[start of Task inputs]

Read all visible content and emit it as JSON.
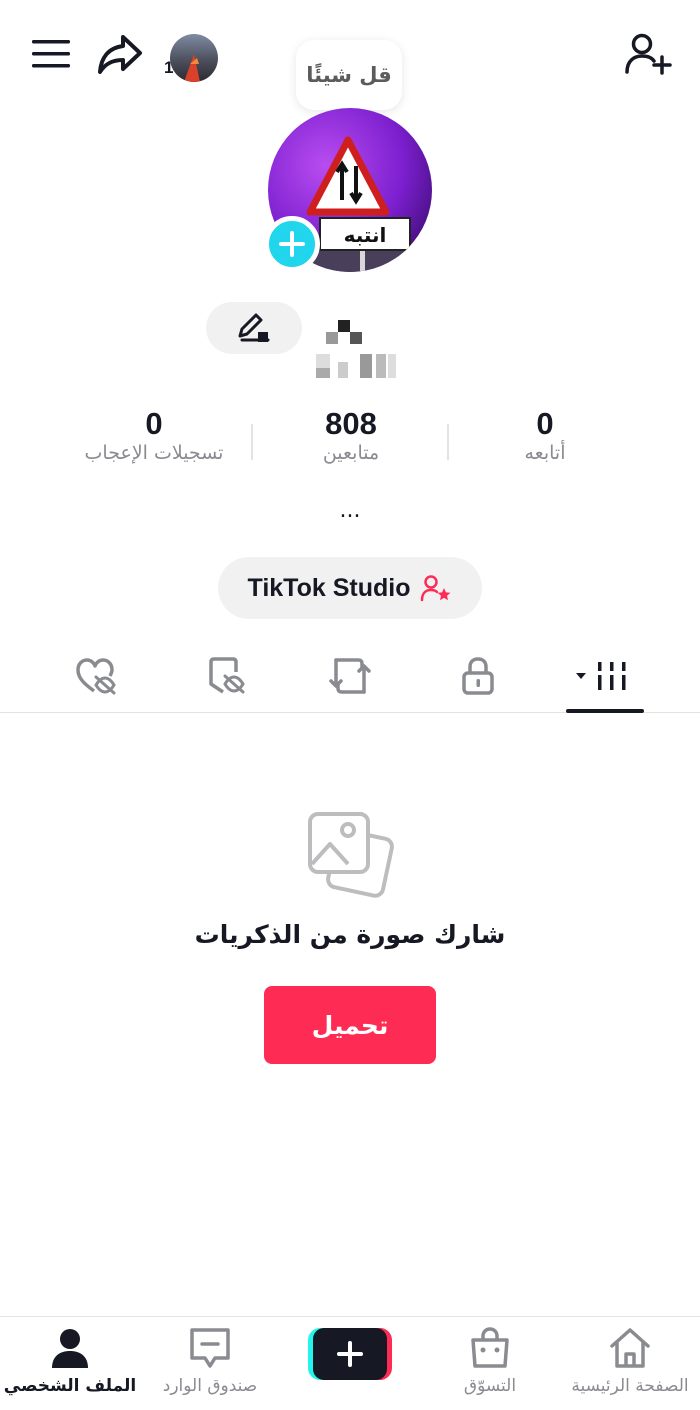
{
  "header": {
    "menu_icon": "hamburger-menu-icon",
    "share_icon": "share-arrow-icon",
    "mini_avatar_count": "1",
    "add_friend_icon": "person-plus-icon"
  },
  "note": {
    "text": "قل شيئًا"
  },
  "profile": {
    "avatar_sign_text": "انتبه",
    "add_icon": "plus-icon",
    "edit_icon": "pencil-icon"
  },
  "stats": {
    "following": {
      "value": "0",
      "label": "أتابعه"
    },
    "followers": {
      "value": "808",
      "label": "متابعين"
    },
    "likes": {
      "value": "0",
      "label": "تسجيلات الإعجاب"
    }
  },
  "bio": {
    "text": "..."
  },
  "studio": {
    "label": "TikTok Studio",
    "icon": "person-star-icon"
  },
  "tabs": [
    {
      "name": "videos-grid",
      "icon": "grid-bars-icon",
      "active": true
    },
    {
      "name": "private",
      "icon": "lock-icon"
    },
    {
      "name": "reposts",
      "icon": "repost-icon"
    },
    {
      "name": "favorites",
      "icon": "bookmark-hidden-icon"
    },
    {
      "name": "liked",
      "icon": "heart-hidden-icon"
    }
  ],
  "empty_state": {
    "icon": "photos-icon",
    "title": "شارك صورة من الذكريات",
    "button_label": "تحميل"
  },
  "bottom_nav": {
    "home": "الصفحة الرئيسية",
    "shop": "التسوّق",
    "create_icon": "plus-icon",
    "inbox": "صندوق الوارد",
    "profile": "الملف الشخصي"
  },
  "colors": {
    "accent": "#fe2c55",
    "cyan": "#20d5ec",
    "text": "#161823",
    "muted": "#8a8b91"
  }
}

[end of Task inputs]

• _Task requirements_:
Note every line above where the string "plus" shows up, and copy those lines.

• _Response for this exercise_:
    "add_friend_icon": "person-plus-icon"
    "add_icon": "plus-icon",
    "create_icon": "plus-icon",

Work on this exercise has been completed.